# Source passage
Last week I began to address Jordan's questions regarding C.S. Lewis's views on inclusivism. I concluded that C.S. Lewis was indeed an inclusivist who held that although Jesus is the only way to eternal life, explicit faith in Christ is not necessary for salvation. Lewis's views are echoed by other theologians and pastors -- most notably, Billy Graham has endorsed a form of inclusivism in recent years.
So does the Scripture support inclusivism?
I'll be arguing my position from the Bible, but my intent is not to label those who disagree with me as heretics or heathens. I'll talk more about that issue in my final post on this subject, but my hope is to simply lay down the biblical facts as I see them.
That having been said, I strongly believe that the Bible supports Christian exclusivism, the belief that explicit faith in Christ is necessary for eternal life. Here's why:
The Scripture consistently states that faith in Christ is necessary to receive salvation. Although you could argue that "faith in Christ" includes unconscious belief, this isn't the most natural way to read the passages in question. For example, John 3:16-18 repeatedly talks about faith in Christ as necessary for salvation -- it's hard for me to imagine the original readers understanding that in any way other than explicit belief in what Jesus had accomplished through His death and resurrection. Romans 3 is another example. After declaring that nobody achieves eternal life through his own righteousness -- because everybody is wicked -- Paul states that justification comes only through belief in Christ. In other words, I think he directly contradicts the inclusivist position here by saying that no amount of sincerity or piety is enough to receive salvation apart from exercising faith in Christ.
Most of the apostles died trying to evangelize the world. Why would they do this if they felt that a sincere person could be saved apart from knowing about Jesus? Why not leave well enough alone? Why insist upon the worship of Jesus alone (and face terrible consequences for doing so) if it wasn't really necessary? From what I see in the Scripture (particularly the book of Acts), they strongly believed in the exclusivity of salvation through faith in Christ.

# Stated problem 1
In the records, reproduce the lines from the one with "description-row: Description •: [317, 391, 879, 413]" to the one with "required-marker: •: [393, 393, 399, 411]", both included.
The records below this note are unrelated to the inclusivism post.

# Exercise inputs

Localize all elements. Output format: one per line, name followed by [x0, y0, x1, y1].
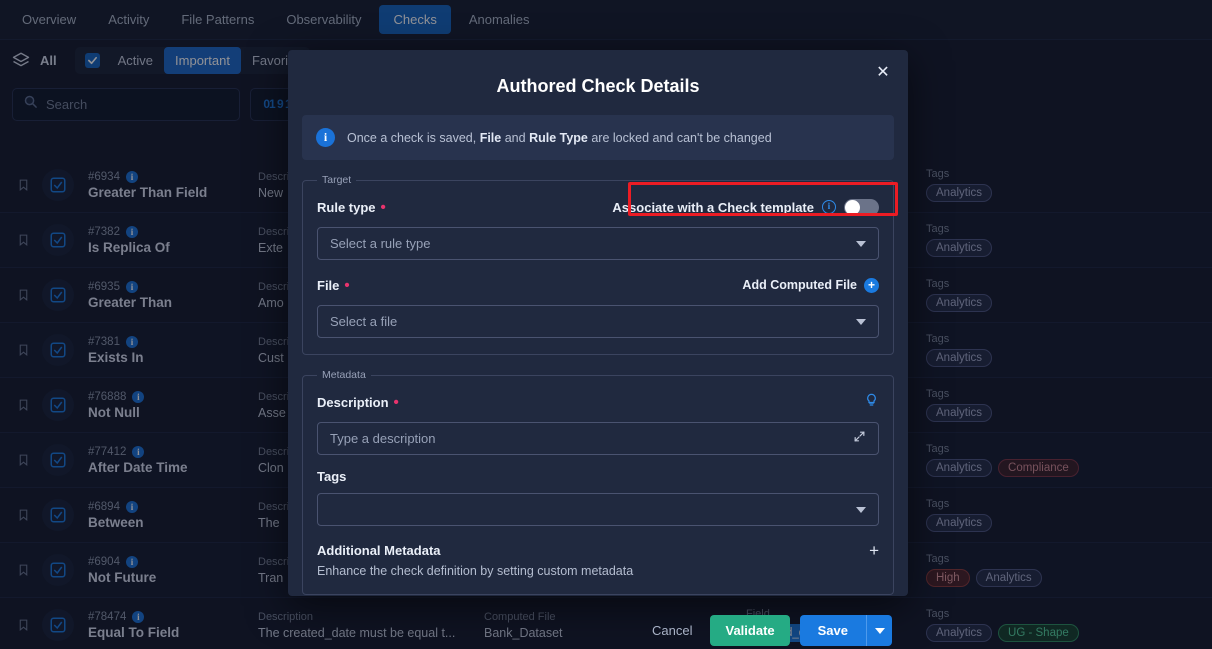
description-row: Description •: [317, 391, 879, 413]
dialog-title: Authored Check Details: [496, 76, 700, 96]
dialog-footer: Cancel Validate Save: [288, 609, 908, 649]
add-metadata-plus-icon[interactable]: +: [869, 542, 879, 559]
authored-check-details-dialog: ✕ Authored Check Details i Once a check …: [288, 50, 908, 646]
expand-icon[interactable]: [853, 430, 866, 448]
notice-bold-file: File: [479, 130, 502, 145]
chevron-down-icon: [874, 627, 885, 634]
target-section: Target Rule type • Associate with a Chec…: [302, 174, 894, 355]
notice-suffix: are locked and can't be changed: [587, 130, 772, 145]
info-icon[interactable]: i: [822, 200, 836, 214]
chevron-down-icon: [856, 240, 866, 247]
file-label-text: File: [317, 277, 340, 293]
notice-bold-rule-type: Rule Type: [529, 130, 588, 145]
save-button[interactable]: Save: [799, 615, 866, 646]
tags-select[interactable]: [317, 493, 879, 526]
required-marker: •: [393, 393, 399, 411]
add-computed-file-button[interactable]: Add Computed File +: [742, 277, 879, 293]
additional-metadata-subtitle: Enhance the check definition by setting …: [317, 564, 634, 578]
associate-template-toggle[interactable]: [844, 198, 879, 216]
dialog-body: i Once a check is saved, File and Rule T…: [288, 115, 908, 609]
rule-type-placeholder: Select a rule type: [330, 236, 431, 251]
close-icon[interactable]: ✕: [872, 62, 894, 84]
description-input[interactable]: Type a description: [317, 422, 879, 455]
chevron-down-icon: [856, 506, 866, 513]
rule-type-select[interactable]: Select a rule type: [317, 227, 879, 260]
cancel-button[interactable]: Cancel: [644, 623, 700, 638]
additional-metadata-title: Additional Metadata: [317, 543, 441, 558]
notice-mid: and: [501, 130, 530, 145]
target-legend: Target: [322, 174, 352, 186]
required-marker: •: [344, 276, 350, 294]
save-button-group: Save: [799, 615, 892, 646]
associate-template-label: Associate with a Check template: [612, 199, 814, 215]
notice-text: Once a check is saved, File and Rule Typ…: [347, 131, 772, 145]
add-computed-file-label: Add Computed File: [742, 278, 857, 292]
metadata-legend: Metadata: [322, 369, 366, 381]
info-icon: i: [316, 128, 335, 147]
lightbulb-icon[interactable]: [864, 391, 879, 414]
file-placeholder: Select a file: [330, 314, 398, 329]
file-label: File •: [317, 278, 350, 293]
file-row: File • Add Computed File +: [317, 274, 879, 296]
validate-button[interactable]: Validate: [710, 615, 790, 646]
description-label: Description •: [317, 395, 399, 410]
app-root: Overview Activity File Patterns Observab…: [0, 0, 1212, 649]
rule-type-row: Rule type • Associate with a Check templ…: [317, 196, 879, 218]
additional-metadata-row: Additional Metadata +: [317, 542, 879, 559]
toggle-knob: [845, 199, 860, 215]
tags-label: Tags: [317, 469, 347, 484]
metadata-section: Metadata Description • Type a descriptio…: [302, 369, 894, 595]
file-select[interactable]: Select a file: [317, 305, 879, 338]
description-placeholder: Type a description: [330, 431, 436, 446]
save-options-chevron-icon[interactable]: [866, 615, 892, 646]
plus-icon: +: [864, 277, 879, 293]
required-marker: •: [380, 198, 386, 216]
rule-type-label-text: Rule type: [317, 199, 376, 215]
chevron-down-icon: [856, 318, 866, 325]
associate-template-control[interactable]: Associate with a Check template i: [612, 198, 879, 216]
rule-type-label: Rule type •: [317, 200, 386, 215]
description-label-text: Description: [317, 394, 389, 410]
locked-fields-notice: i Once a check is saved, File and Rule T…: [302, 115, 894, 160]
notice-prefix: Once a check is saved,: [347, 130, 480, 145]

# Stated problem 2
Answer these about the inclusivism post:
(a) Which figure does it name as having endorsed a form of inclusivism in recent years?
(b) Which passage from John does it cite as repeatedly calling faith in Christ necessary for salvation?
(c) Which book of Scripture does it single out as showing the apostles' belief in exclusive salvation through faith in Christ?

# Correct response 1
description-row: Description •: [317, 391, 879, 413]
dialog-title: Authored Check Details: [496, 76, 700, 96]
dialog-footer: Cancel Validate Save: [288, 609, 908, 649]
add-metadata-plus-icon[interactable]: +: [869, 542, 879, 559]
authored-check-details-dialog: ✕ Authored Check Details i Once a check …: [288, 50, 908, 646]
expand-icon[interactable]: [853, 430, 866, 448]
notice-bold-file: File: [479, 130, 502, 145]
chevron-down-icon: [874, 627, 885, 634]
target-section: Target Rule type • Associate with a Chec…: [302, 174, 894, 355]
notice-suffix: are locked and can't be changed: [587, 130, 772, 145]
info-icon[interactable]: i: [822, 200, 836, 214]
chevron-down-icon: [856, 240, 866, 247]
file-label-text: File: [317, 277, 340, 293]
notice-bold-rule-type: Rule Type: [529, 130, 588, 145]
save-button[interactable]: Save: [799, 615, 866, 646]
tags-select[interactable]: [317, 493, 879, 526]
required-marker: •: [393, 393, 399, 411]

# Correct response 2
(a) Billy Graham
(b) John 3:16-18
(c) The book of Acts